• [WHAT YOU ARE ASKED TO DO]: Transcribe every line, keeping it exact.
# # #
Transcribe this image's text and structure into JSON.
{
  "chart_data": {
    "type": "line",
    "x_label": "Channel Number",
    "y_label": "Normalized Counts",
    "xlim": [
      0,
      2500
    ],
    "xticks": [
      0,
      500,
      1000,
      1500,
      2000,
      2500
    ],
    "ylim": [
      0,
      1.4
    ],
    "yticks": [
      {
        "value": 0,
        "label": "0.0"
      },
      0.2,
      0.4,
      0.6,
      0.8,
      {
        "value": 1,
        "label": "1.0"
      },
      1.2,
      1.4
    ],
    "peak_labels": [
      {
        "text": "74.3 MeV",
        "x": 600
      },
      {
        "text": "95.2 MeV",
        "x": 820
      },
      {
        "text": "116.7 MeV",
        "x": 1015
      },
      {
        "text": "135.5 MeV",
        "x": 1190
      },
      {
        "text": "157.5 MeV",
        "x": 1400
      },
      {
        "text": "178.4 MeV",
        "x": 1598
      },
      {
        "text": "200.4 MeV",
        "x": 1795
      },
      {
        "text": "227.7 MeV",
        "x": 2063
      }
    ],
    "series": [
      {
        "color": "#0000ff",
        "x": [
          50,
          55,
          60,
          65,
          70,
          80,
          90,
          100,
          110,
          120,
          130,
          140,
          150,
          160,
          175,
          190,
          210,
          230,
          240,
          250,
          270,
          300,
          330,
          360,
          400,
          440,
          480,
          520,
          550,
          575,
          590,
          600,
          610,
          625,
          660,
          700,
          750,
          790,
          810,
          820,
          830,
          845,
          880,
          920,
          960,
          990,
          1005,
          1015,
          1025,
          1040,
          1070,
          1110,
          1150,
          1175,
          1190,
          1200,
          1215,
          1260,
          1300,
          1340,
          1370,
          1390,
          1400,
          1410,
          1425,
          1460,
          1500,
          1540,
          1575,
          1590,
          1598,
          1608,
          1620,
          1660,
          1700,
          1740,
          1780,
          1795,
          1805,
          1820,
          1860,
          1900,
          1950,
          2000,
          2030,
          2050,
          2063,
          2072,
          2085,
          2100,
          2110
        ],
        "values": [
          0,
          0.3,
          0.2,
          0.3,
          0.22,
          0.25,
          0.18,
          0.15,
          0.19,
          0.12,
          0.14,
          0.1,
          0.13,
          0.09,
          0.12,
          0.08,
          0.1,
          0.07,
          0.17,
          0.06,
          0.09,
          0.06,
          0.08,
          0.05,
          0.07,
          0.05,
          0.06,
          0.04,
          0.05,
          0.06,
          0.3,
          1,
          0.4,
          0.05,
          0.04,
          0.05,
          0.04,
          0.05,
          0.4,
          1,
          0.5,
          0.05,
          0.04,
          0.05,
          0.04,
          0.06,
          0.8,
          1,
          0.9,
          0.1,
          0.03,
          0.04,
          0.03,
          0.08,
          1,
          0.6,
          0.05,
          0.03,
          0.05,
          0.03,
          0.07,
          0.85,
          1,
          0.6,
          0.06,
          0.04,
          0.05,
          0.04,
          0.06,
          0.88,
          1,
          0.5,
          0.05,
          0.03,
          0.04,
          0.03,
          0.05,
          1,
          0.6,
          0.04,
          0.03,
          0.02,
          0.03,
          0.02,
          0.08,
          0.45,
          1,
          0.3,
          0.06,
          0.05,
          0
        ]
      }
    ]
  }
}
# # #
• [REPLY]:
Transcribe this image's text and structure into JSON.
{
  "chart_data": {
    "type": "line",
    "x_label": "Channel Number",
    "y_label": "Normalized Counts",
    "xlim": [
      0,
      2500
    ],
    "xticks": [
      0,
      500,
      1000,
      1500,
      2000,
      2500
    ],
    "ylim": [
      0,
      1.4
    ],
    "yticks": [
      {
        "value": 0,
        "label": "0.0"
      },
      0.2,
      0.4,
      0.6,
      0.8,
      {
        "value": 1,
        "label": "1.0"
      },
      1.2,
      1.4
    ],
    "peak_labels": [
      {
        "text": "74.3 MeV",
        "x": 600
      },
      {
        "text": "95.2 MeV",
        "x": 820
      },
      {
        "text": "116.7 MeV",
        "x": 1015
      },
      {
        "text": "135.5 MeV",
        "x": 1190
      },
      {
        "text": "157.5 MeV",
        "x": 1400
      },
      {
        "text": "178.4 MeV",
        "x": 1598
      },
      {
        "text": "200.4 MeV",
        "x": 1795
      },
      {
        "text": "227.7 MeV",
        "x": 2063
      }
    ],
    "series": [
      {
        "color": "#0000ff",
        "x": [
          50,
          55,
          60,
          65,
          70,
          80,
          90,
          100,
          110,
          120,
          130,
          140,
          150,
          160,
          175,
          190,
          210,
          230,
          240,
          250,
          270,
          300,
          330,
          360,
          400,
          440,
          480,
          520,
          550,
          575,
          590,
          600,
          610,
          625,
          660,
          700,
          750,
          790,
          810,
          820,
          830,
          845,
          880,
          920,
          960,
          990,
          1005,
          1015,
          1025,
          1040,
          1070,
          1110,
          1150,
          1175,
          1190,
          1200,
          1215,
          1260,
          1300,
          1340,
          1370,
          1390,
          1400,
          1410,
          1425,
          1460,
          1500,
          1540,
          1575,
          1590,
          1598,
          1608,
          1620,
          1660,
          1700,
          1740,
          1780,
          1795,
          1805,
          1820,
          1860,
          1900,
          1950,
          2000,
          2030,
          2050,
          2063,
          2072,
          2085,
          2100,
          2110
        ],
        "values": [
          0,
          0.3,
          0.2,
          0.3,
          0.22,
          0.25,
          0.18,
          0.15,
          0.19,
          0.12,
          0.14,
          0.1,
          0.13,
          0.09,
          0.12,
          0.08,
          0.1,
          0.07,
          0.17,
          0.06,
          0.09,
          0.06,
          0.08,
          0.05,
          0.07,
          0.05,
          0.06,
          0.04,
          0.05,
          0.06,
          0.3,
          1,
          0.4,
          0.05,
          0.04,
          0.05,
          0.04,
          0.05,
          0.4,
          1,
          0.5,
          0.05,
          0.04,
          0.05,
          0.04,
          0.06,
          0.8,
          1,
          0.9,
          0.1,
          0.03,
          0.04,
          0.03,
          0.08,
          1,
          0.6,
          0.05,
          0.03,
          0.05,
          0.03,
          0.07,
          0.85,
          1,
          0.6,
          0.06,
          0.04,
          0.05,
          0.04,
          0.06,
          0.88,
          1,
          0.5,
          0.05,
          0.03,
          0.04,
          0.03,
          0.05,
          1,
          0.6,
          0.04,
          0.03,
          0.02,
          0.03,
          0.02,
          0.08,
          0.45,
          1,
          0.3,
          0.06,
          0.05,
          0
        ]
      }
    ]
  }
}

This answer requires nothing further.